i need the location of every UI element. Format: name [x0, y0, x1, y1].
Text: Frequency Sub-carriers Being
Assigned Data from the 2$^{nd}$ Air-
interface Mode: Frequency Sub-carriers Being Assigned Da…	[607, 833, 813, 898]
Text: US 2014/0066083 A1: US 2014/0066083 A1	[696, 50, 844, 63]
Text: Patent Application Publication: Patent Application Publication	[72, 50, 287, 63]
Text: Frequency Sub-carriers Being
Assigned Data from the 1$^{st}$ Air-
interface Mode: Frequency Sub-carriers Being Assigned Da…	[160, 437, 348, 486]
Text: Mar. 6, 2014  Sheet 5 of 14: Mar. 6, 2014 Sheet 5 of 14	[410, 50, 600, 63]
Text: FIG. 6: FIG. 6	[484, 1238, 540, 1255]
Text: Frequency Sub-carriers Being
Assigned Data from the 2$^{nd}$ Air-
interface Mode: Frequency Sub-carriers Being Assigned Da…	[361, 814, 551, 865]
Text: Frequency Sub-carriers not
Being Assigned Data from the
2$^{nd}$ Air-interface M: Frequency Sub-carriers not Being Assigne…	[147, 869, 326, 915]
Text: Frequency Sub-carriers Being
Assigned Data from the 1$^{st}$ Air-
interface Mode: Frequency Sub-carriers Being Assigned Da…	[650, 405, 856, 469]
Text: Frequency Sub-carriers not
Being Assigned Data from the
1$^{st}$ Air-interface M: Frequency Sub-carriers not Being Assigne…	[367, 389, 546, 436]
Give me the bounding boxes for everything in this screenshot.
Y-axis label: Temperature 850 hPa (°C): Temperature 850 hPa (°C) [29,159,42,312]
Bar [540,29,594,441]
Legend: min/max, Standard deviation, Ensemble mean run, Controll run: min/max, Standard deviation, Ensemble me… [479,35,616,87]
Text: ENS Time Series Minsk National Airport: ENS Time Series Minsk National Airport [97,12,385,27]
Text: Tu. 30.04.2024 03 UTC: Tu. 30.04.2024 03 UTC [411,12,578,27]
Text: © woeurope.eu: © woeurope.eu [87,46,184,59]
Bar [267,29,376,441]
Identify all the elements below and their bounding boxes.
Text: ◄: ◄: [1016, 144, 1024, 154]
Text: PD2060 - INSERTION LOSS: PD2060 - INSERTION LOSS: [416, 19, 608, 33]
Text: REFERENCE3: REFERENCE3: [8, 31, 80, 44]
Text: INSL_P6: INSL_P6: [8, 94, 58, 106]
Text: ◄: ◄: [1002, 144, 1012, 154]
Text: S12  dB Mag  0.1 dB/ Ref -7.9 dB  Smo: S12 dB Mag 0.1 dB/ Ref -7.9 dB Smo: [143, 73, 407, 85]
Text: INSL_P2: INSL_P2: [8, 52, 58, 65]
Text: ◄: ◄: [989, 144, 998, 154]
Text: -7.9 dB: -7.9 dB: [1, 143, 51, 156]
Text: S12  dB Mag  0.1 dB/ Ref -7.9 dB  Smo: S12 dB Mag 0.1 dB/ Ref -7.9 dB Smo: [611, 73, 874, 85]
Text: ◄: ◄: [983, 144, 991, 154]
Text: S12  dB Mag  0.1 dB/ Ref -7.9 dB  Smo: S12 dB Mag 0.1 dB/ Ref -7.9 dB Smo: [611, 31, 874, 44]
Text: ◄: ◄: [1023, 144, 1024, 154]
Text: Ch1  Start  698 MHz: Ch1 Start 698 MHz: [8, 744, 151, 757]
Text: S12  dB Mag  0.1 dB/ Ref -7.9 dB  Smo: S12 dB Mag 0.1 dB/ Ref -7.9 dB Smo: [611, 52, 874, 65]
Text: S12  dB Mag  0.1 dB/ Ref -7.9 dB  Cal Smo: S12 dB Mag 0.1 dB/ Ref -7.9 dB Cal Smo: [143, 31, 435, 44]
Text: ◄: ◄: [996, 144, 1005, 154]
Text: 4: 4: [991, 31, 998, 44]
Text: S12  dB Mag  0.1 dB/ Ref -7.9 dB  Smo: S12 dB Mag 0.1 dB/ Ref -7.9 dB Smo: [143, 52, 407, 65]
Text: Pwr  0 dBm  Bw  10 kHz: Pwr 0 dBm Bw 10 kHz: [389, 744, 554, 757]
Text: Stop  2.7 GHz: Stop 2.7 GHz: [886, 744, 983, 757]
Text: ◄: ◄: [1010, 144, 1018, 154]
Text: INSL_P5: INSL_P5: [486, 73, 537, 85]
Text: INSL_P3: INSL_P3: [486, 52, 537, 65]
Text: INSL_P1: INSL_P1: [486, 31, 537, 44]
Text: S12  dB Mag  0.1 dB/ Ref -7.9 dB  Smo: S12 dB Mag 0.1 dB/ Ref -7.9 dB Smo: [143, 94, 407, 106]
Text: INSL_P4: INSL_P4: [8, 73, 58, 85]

◇ ◇ ◇ ◇ ◇ ◇ ◇

### TASK DIRECTIONS
Write out all of the records above again, line for line, without changing anything.

### RESULT FOR THIS TASK
i need the location of every UI element. Format: name [x0, y0, x1, y1].
Text: Frequency Sub-carriers Being
Assigned Data from the 2$^{nd}$ Air-
interface Mode: Frequency Sub-carriers Being Assigned Da…	[607, 833, 813, 898]
Text: US 2014/0066083 A1: US 2014/0066083 A1	[696, 50, 844, 63]
Text: Patent Application Publication: Patent Application Publication	[72, 50, 287, 63]
Text: Frequency Sub-carriers Being
Assigned Data from the 1$^{st}$ Air-
interface Mode: Frequency Sub-carriers Being Assigned Da…	[160, 437, 348, 486]
Text: Mar. 6, 2014  Sheet 5 of 14: Mar. 6, 2014 Sheet 5 of 14	[410, 50, 600, 63]
Text: FIG. 6: FIG. 6	[484, 1238, 540, 1255]
Text: Frequency Sub-carriers Being
Assigned Data from the 2$^{nd}$ Air-
interface Mode: Frequency Sub-carriers Being Assigned Da…	[361, 814, 551, 865]
Text: Frequency Sub-carriers not
Being Assigned Data from the
2$^{nd}$ Air-interface M: Frequency Sub-carriers not Being Assigne…	[147, 869, 326, 915]
Text: Frequency Sub-carriers Being
Assigned Data from the 1$^{st}$ Air-
interface Mode: Frequency Sub-carriers Being Assigned Da…	[650, 405, 856, 469]
Text: Frequency Sub-carriers not
Being Assigned Data from the
1$^{st}$ Air-interface M: Frequency Sub-carriers not Being Assigne…	[367, 389, 546, 436]
Give me the bounding boxes for everything in this screenshot.
Y-axis label: Temperature 850 hPa (°C): Temperature 850 hPa (°C) [29,159,42,312]
Bar [540,29,594,441]
Legend: min/max, Standard deviation, Ensemble mean run, Controll run: min/max, Standard deviation, Ensemble me… [479,35,616,87]
Text: ENS Time Series Minsk National Airport: ENS Time Series Minsk National Airport [97,12,385,27]
Text: Tu. 30.04.2024 03 UTC: Tu. 30.04.2024 03 UTC [411,12,578,27]
Text: © woeurope.eu: © woeurope.eu [87,46,184,59]
Bar [267,29,376,441]
Identify all the elements below and their bounding boxes.
Text: ◄: ◄: [1016, 144, 1024, 154]
Text: PD2060 - INSERTION LOSS: PD2060 - INSERTION LOSS: [416, 19, 608, 33]
Text: REFERENCE3: REFERENCE3: [8, 31, 80, 44]
Text: INSL_P6: INSL_P6: [8, 94, 58, 106]
Text: ◄: ◄: [1002, 144, 1012, 154]
Text: S12  dB Mag  0.1 dB/ Ref -7.9 dB  Smo: S12 dB Mag 0.1 dB/ Ref -7.9 dB Smo: [143, 73, 407, 85]
Text: INSL_P2: INSL_P2: [8, 52, 58, 65]
Text: ◄: ◄: [989, 144, 998, 154]
Text: -7.9 dB: -7.9 dB: [1, 143, 51, 156]
Text: S12  dB Mag  0.1 dB/ Ref -7.9 dB  Smo: S12 dB Mag 0.1 dB/ Ref -7.9 dB Smo: [611, 73, 874, 85]
Text: ◄: ◄: [983, 144, 991, 154]
Text: S12  dB Mag  0.1 dB/ Ref -7.9 dB  Smo: S12 dB Mag 0.1 dB/ Ref -7.9 dB Smo: [611, 31, 874, 44]
Text: ◄: ◄: [1023, 144, 1024, 154]
Text: Ch1  Start  698 MHz: Ch1 Start 698 MHz: [8, 744, 151, 757]
Text: S12  dB Mag  0.1 dB/ Ref -7.9 dB  Smo: S12 dB Mag 0.1 dB/ Ref -7.9 dB Smo: [611, 52, 874, 65]
Text: S12  dB Mag  0.1 dB/ Ref -7.9 dB  Cal Smo: S12 dB Mag 0.1 dB/ Ref -7.9 dB Cal Smo: [143, 31, 435, 44]
Text: ◄: ◄: [996, 144, 1005, 154]
Text: 4: 4: [991, 31, 998, 44]
Text: S12  dB Mag  0.1 dB/ Ref -7.9 dB  Smo: S12 dB Mag 0.1 dB/ Ref -7.9 dB Smo: [143, 52, 407, 65]
Text: Pwr  0 dBm  Bw  10 kHz: Pwr 0 dBm Bw 10 kHz: [389, 744, 554, 757]
Text: Stop  2.7 GHz: Stop 2.7 GHz: [886, 744, 983, 757]
Text: ◄: ◄: [1010, 144, 1018, 154]
Text: INSL_P5: INSL_P5: [486, 73, 537, 85]
Text: INSL_P3: INSL_P3: [486, 52, 537, 65]
Text: INSL_P1: INSL_P1: [486, 31, 537, 44]
Text: S12  dB Mag  0.1 dB/ Ref -7.9 dB  Smo: S12 dB Mag 0.1 dB/ Ref -7.9 dB Smo: [143, 94, 407, 106]
Text: INSL_P4: INSL_P4: [8, 73, 58, 85]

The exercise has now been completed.